§ **DATA SECTION**
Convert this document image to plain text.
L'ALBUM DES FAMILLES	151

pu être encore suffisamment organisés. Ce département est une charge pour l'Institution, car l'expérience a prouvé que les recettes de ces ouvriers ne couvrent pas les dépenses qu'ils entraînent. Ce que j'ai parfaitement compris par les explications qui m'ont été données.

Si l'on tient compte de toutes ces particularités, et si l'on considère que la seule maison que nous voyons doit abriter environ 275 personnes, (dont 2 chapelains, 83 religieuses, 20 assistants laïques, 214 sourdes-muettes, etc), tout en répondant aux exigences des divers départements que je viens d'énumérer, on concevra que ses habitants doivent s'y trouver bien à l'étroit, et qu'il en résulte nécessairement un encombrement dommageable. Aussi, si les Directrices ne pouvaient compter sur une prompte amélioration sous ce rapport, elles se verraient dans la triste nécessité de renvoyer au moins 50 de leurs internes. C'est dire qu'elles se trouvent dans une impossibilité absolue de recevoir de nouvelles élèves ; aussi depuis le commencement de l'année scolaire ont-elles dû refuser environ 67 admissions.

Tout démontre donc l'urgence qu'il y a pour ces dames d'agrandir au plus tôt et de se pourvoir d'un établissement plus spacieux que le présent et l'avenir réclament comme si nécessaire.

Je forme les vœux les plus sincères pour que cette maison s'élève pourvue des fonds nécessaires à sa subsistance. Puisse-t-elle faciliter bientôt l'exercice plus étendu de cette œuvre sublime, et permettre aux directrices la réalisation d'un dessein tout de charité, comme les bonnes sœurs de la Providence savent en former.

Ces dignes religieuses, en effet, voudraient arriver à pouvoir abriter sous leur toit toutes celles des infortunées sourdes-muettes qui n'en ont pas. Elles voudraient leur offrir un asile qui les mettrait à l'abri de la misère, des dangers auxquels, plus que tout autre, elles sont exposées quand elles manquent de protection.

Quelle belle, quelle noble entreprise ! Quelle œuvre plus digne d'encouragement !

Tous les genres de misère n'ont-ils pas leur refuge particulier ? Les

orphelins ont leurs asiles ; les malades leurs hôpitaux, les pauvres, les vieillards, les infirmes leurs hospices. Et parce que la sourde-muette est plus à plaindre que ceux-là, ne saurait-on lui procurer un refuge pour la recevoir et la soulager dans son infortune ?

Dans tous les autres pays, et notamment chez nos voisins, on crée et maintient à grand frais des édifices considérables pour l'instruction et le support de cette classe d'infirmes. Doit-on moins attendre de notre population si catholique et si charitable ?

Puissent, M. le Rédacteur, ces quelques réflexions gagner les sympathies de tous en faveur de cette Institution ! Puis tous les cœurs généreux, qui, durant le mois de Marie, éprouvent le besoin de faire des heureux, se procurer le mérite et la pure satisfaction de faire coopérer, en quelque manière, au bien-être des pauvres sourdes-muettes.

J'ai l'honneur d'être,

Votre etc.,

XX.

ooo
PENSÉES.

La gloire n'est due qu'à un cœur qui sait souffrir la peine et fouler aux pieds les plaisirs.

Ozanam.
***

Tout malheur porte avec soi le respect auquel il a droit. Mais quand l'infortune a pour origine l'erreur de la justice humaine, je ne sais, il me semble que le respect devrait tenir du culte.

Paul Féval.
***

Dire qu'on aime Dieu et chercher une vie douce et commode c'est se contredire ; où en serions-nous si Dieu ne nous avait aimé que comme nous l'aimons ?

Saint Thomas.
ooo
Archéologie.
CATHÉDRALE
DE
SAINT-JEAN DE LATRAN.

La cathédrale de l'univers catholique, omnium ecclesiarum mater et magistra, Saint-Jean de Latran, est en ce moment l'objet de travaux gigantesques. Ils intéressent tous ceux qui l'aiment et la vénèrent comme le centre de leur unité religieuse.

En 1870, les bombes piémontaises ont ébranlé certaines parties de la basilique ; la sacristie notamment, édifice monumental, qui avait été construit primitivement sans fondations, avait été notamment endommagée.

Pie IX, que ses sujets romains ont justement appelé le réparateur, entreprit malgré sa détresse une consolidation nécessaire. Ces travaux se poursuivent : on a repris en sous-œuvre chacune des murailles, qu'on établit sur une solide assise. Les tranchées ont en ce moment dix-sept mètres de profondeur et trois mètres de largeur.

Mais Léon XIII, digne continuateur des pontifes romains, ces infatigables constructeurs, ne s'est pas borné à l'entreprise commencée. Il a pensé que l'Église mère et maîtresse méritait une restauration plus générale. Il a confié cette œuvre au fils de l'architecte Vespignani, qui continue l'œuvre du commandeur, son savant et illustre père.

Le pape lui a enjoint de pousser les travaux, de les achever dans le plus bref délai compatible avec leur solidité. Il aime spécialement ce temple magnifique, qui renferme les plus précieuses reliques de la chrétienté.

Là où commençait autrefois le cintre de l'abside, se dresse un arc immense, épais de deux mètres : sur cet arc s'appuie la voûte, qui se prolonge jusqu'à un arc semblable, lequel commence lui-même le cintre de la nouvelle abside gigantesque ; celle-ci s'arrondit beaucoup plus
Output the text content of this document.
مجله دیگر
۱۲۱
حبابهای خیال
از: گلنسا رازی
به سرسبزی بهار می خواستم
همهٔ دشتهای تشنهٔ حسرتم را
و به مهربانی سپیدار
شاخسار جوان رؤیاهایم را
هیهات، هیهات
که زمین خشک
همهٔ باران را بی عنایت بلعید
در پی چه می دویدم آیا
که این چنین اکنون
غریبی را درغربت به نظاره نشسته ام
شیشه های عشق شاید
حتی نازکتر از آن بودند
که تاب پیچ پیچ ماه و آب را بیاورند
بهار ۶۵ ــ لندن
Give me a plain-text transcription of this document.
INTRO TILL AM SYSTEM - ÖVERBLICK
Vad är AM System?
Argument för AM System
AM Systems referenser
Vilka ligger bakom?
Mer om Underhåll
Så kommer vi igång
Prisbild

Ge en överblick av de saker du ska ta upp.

§ **WHAT IS EXPECTED**
Report only how many lines in the listing contain the string "avait".

§ **TASK RESULT**
2